Latihan » Tuliskan kembali tanpa perubahan sebagian renungan tentang pembentukan karakter, mulai dari kata-kata yang memuat "Iman yang kuat" dan berhenti setelah "tidak masuk akal.".

Teks Bacaan »
▬▬▬▬▬▬▬▬▬▬

Proses pembentukan karakter dan keimanan dengan Kristus sebagai acuannya, bukanlah sebuah proses yang mudah dan secara asal-asalan dikerjakan oleh Tuhan. Proses tersebut besar dan sangat rumit. Jika kita ditugaskan untuk menyusun permainan puzzle seluas meja makan saja pasti akan merasa kesulitan. Bagaimana jika puzzle tersebut seukuran lapangan bola. Setidaknya seperti itulah gambaran sederhananya betapa sulit dan beratnya proses yang Tuhan kerjakan dalam membentuk karakter kita hingga serupa dengan karakter Kristus. Disitulah iman kita bekerja.
Iman yang kuat sangatlah diperlukan dalam proses hidup yang harus kita lalui. Bagaimanakah mungkin bangsa Israel dapat selamat dari racun ular yang mematikan hanya dengan cara memandang kepada ular tembaga Musa (Bilangan 21:4-9)? Itulah iman. Ada bagian-bagian proses yang menuntut kita untuk sepenuhnya percaya kepada Tuhan, sekalipun itu kadang terasa tidak masuk akal.
           Saat proses itu terlihat mustahil dan tidak masuk akal, pandanglah salib Kristus. Di salib itulah manusia didamaikan dengan Tuhan melalui curahan darah Tuhan Yesus Kristus. Seperti halnya seorang penjahat yang disalib disebelah Kristus, bertobat disaat-saat terakhir kehidupannya dan ia menerima Firdaus, demikianlah pertolongan Tuhan juga akan dinyatakan disaat-saat terberat dalam proses yang harus kita jalani. Ambillah komitmen kelahiran baru. Masukilah proses pembentukan yang Tuhan kerjakan dalam kehidupan kita. Percayalah sepenuhnya dengan apa yang Tuhan kerjakan, dan lihatlah bagaimana kasih Tuhan dicurahkan melalui proses-proses kehidupan tersebut. Amin.

(Renungan dari Yohanes 3:1-21)

MENGIKUT KRISTUS ADALAH MEMATIKAN KEINGINAN DIRI (Kolose 3:5)


Kekristenan bukanlah sebuah pilihan hidup yang mudah. Menjadi seorang yang beriman kepada Kristus sebagai Tuhan dan Juru Selamat, menuntut sebuah pengorbanan yang sangat besar. Kekristenan menuntut umatnya untuk menjadi pribadi yang dewasa dalam hal keimanan dan karakter.
Adalah sebuah hal yang salah jika mengidentikkan kekristenan dengan kenyamanan, keamanan, berkat yang tiada berhenti, atau kehidupan sukacita tanpa derita. Justru sebaliknya. Iman kepada Kristus akan selalu berhadapan dengan kebalikan dari kondisi-kondisi tersebut. Hal tersebut juga bukan berarti bahwa mengikut Yesus hanya akan diisi dengan penderitaan. Proses pembentukan karakter adalah hal utama. Dalam proses tersebut tentunya melibatkan “latihan-latihan” dimana karakter yang dewasa akan terbentuk. Di tengah proses kehidupan, Tuhan juga selalu memberi waktu/kesempatan untuk “beristirahat.”

▬▬▬▬▬▬▬▬▬▬

Cuplikan Data »
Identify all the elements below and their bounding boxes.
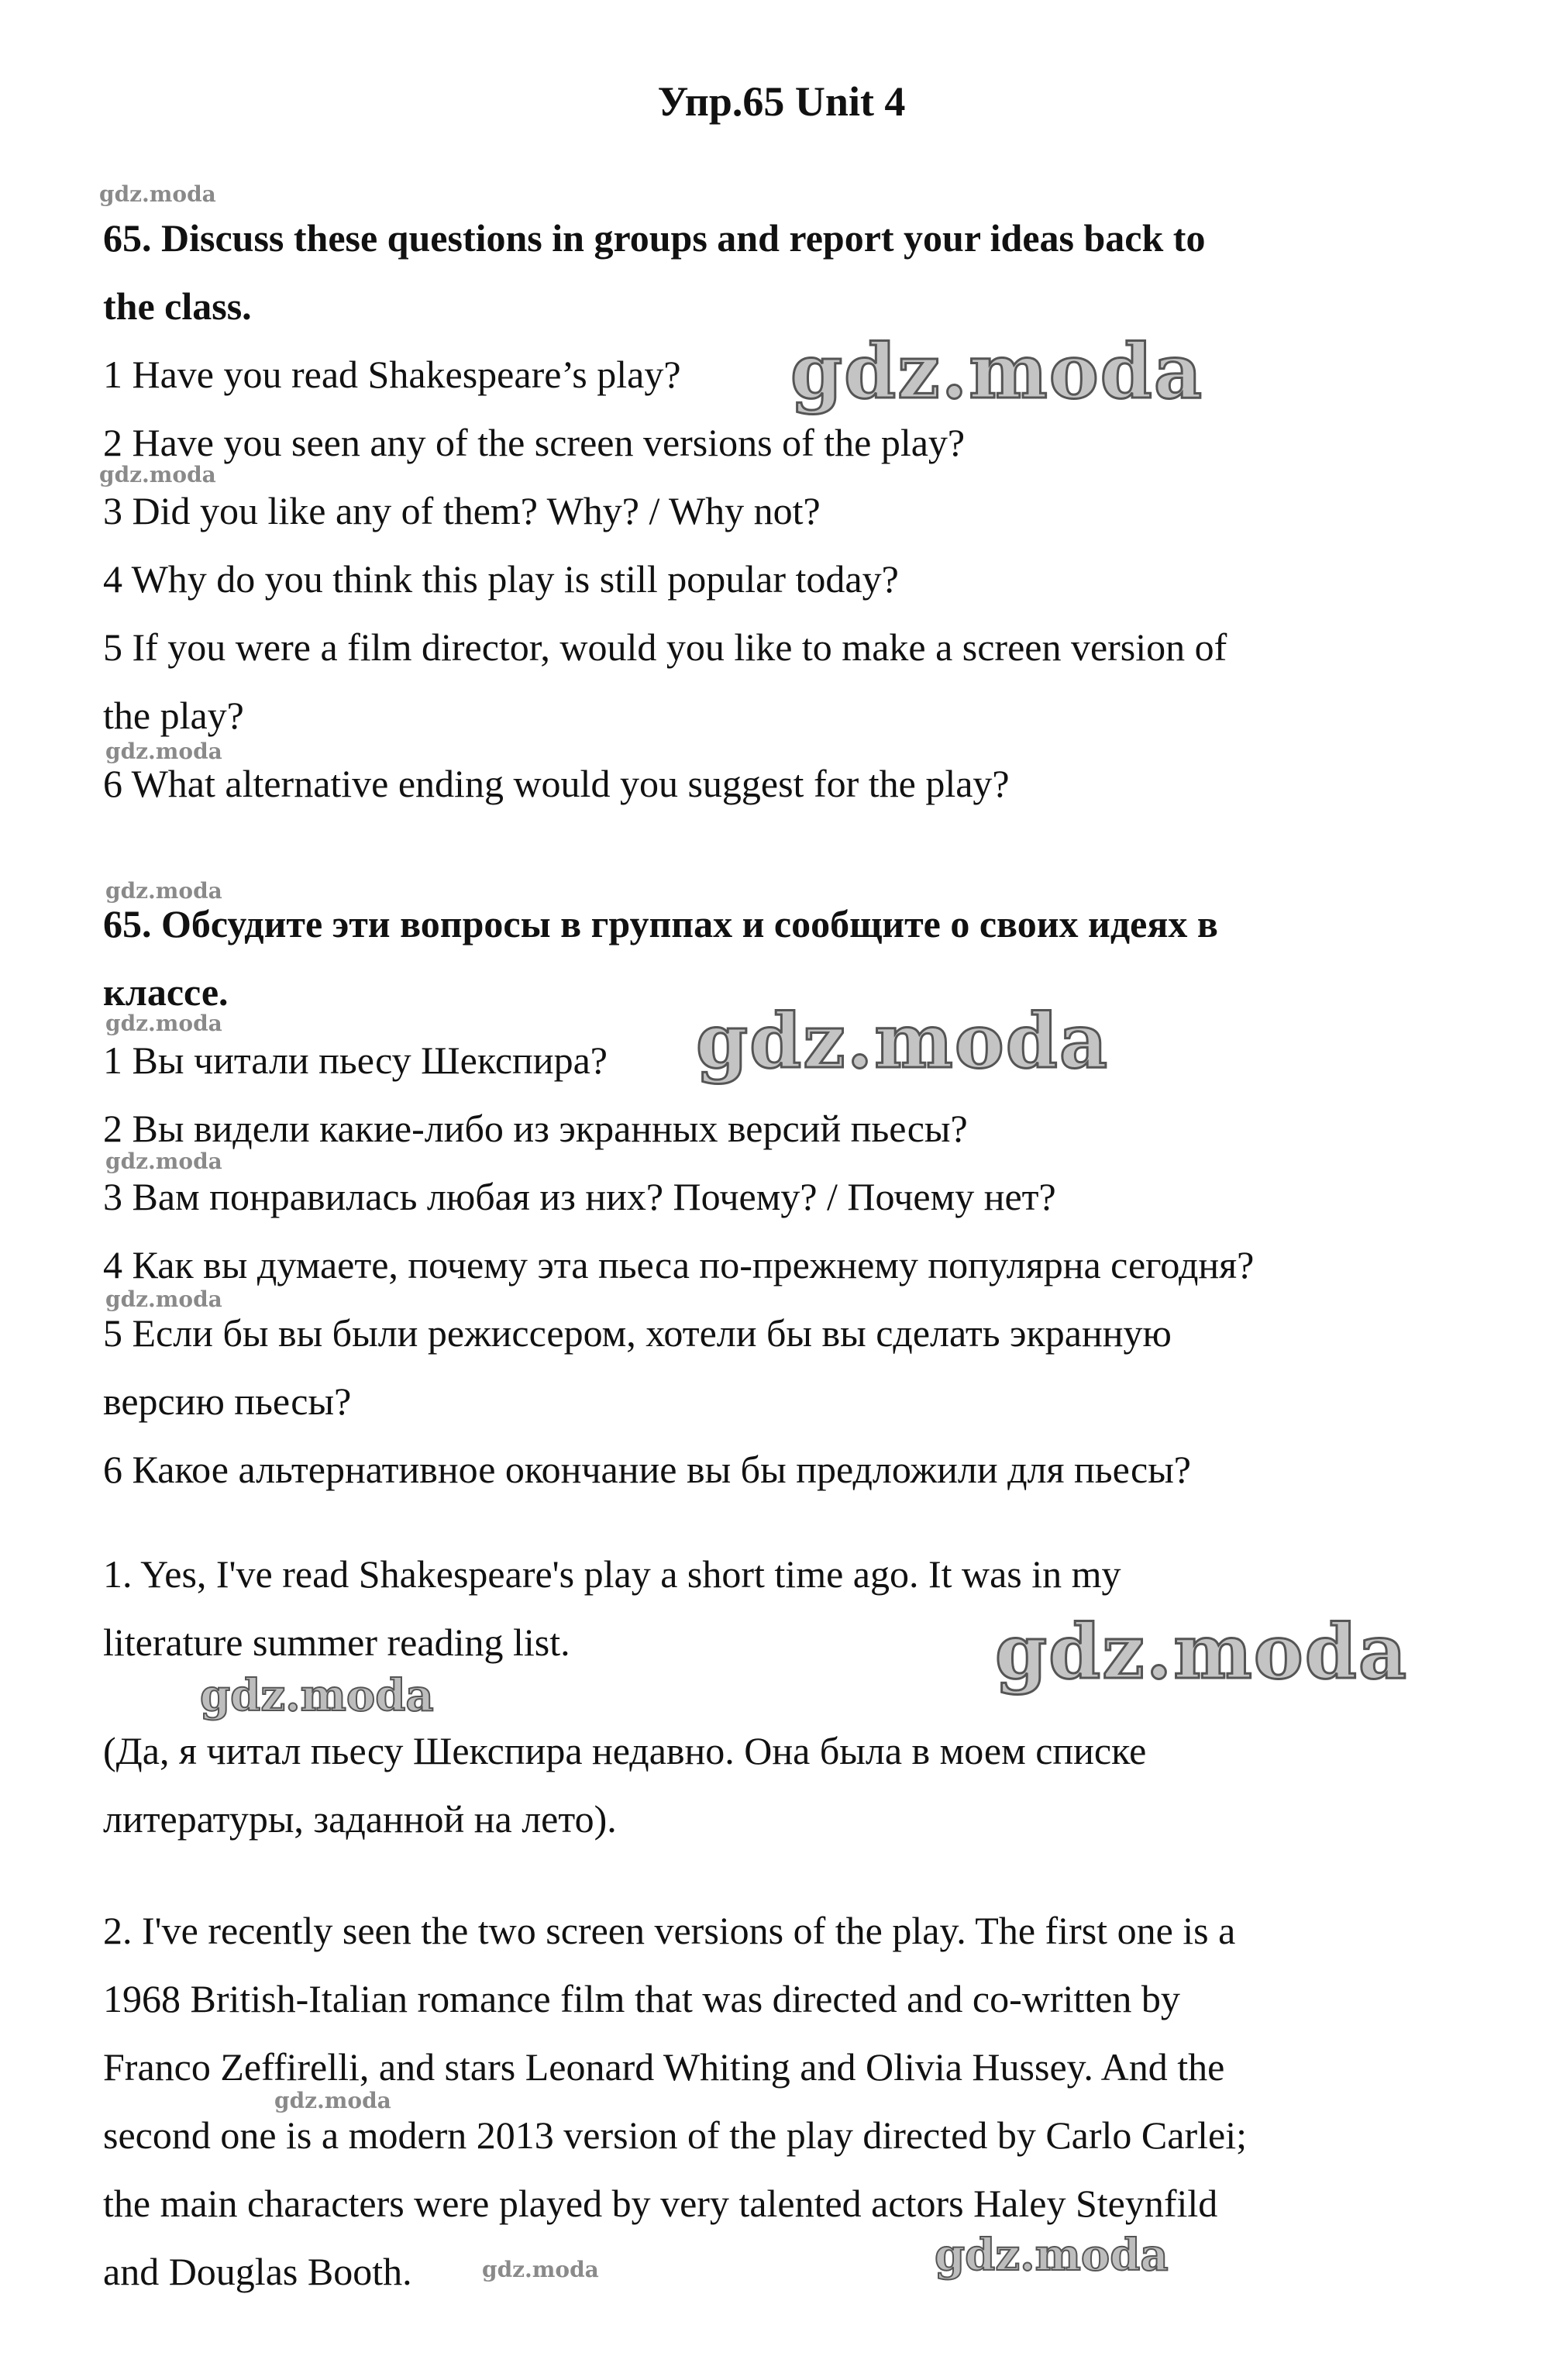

▬▬▬▬▬▬▬▬▬▬

Penyelesaian Tugas »
Iman yang kuat sangatlah diperlukan dalam proses hidup yang harus kita lalui. Bagaimanakah mungkin bangsa Israel dapat selamat dari racun ular yang mematikan hanya dengan cara memandang kepada ular tembaga Musa (Bilangan 21:4-9)? Itulah iman. Ada bagian-bagian proses yang menuntut kita untuk sepenuhnya percaya kepada Tuhan, sekalipun itu kadang terasa tidak masuk akal.